Data records |
>>>

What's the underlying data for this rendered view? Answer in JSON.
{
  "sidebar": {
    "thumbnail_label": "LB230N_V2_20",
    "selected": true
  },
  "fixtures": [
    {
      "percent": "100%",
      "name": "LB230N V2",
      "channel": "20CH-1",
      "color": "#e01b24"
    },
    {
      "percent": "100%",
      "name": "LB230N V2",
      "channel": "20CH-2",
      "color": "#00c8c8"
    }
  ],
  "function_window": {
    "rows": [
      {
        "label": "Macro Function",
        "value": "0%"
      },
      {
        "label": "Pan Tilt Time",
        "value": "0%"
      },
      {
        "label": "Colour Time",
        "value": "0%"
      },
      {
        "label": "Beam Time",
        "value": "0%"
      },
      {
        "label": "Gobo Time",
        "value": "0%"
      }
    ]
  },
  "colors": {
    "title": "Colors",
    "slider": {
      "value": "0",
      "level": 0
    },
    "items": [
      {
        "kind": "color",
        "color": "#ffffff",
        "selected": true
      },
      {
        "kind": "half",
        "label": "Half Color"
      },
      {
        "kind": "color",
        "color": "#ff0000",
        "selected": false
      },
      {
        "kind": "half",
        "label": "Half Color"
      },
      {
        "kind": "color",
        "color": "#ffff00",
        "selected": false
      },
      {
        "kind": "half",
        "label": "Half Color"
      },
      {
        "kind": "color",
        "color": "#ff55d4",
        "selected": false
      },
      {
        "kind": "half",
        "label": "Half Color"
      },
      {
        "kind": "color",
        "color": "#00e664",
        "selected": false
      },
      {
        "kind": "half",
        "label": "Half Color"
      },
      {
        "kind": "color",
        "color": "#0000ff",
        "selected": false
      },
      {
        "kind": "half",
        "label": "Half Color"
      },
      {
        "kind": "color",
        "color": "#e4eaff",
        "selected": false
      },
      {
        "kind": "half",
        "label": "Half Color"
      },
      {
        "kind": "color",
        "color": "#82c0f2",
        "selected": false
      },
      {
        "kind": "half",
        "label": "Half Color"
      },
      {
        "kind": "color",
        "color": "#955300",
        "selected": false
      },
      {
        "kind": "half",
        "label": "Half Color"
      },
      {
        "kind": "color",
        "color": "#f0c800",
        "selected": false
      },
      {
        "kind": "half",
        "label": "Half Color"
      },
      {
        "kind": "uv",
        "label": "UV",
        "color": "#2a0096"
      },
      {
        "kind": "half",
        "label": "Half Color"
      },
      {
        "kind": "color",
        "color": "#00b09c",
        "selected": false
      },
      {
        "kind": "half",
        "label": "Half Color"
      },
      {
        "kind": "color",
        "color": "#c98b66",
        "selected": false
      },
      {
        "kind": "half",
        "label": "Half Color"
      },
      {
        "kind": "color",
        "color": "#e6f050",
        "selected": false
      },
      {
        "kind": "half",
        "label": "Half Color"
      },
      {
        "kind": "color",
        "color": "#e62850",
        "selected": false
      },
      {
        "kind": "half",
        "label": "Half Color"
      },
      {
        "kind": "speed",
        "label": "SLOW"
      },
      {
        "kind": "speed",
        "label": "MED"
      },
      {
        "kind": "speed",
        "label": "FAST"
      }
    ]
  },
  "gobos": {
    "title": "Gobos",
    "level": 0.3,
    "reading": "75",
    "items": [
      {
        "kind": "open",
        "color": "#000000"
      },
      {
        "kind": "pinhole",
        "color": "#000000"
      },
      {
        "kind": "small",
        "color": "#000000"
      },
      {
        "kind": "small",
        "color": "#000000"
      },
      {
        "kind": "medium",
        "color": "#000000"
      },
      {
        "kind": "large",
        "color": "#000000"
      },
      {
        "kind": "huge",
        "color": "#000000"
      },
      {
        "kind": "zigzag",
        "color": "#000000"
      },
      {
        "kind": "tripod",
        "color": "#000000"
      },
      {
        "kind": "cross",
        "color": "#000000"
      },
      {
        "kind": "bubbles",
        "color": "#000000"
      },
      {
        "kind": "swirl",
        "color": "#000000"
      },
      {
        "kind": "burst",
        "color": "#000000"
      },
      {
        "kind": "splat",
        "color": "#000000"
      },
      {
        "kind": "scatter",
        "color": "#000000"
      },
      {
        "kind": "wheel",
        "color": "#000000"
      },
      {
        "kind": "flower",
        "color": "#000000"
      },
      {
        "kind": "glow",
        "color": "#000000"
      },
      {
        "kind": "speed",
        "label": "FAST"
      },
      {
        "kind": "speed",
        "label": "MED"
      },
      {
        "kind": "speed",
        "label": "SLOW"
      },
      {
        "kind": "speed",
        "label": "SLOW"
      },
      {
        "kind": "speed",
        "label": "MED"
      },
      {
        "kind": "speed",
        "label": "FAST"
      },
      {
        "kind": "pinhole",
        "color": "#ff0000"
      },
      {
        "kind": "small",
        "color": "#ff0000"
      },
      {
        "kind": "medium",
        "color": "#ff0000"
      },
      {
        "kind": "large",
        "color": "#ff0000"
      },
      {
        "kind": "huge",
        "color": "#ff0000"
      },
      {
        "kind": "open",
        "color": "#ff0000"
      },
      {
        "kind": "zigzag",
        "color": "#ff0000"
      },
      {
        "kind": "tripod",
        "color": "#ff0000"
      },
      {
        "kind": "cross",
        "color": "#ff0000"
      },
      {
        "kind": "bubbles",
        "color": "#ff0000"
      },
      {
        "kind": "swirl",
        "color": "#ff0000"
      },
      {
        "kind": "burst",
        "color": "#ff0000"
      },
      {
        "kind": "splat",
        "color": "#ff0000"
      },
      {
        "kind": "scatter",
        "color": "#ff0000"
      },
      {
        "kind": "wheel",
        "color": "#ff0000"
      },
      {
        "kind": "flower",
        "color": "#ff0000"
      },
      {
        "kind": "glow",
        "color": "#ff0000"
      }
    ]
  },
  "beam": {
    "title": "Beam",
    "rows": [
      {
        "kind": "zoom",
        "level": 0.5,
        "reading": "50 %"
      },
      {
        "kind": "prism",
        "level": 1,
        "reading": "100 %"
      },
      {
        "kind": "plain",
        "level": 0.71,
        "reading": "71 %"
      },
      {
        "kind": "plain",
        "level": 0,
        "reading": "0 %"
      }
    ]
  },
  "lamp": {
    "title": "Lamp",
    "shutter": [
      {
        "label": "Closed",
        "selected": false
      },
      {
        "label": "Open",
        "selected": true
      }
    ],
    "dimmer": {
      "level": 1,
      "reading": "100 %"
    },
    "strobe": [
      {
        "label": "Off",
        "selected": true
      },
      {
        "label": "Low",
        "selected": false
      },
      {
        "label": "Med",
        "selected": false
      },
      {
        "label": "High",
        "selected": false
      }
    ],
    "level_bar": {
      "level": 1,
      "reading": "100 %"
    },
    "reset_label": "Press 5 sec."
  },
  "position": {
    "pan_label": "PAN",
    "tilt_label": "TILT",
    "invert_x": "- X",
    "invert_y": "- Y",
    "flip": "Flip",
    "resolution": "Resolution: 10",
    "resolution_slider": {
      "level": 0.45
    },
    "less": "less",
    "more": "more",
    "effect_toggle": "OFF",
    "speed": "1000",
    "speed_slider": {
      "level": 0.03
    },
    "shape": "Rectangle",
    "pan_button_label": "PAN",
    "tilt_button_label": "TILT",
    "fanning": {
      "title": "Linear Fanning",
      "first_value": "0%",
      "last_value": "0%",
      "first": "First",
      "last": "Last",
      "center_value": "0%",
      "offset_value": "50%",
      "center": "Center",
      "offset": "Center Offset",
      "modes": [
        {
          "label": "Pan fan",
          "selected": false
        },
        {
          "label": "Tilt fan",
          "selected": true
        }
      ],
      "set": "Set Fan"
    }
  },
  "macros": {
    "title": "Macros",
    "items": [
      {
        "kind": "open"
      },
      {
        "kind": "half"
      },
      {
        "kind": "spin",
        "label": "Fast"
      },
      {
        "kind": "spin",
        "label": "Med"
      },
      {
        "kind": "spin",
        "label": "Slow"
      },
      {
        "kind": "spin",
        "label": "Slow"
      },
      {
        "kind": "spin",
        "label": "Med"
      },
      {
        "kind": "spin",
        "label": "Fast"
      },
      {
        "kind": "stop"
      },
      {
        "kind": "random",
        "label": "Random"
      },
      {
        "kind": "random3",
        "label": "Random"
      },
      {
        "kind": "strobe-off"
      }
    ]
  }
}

<<<

Each line holding "reading" must be found and copied.

    "reading": "75",
        "reading": "50 %"
        "reading": "100 %"
        "reading": "71 %"
        "reading": "0 %"
      "reading": "100 %"
      "reading": "100 %"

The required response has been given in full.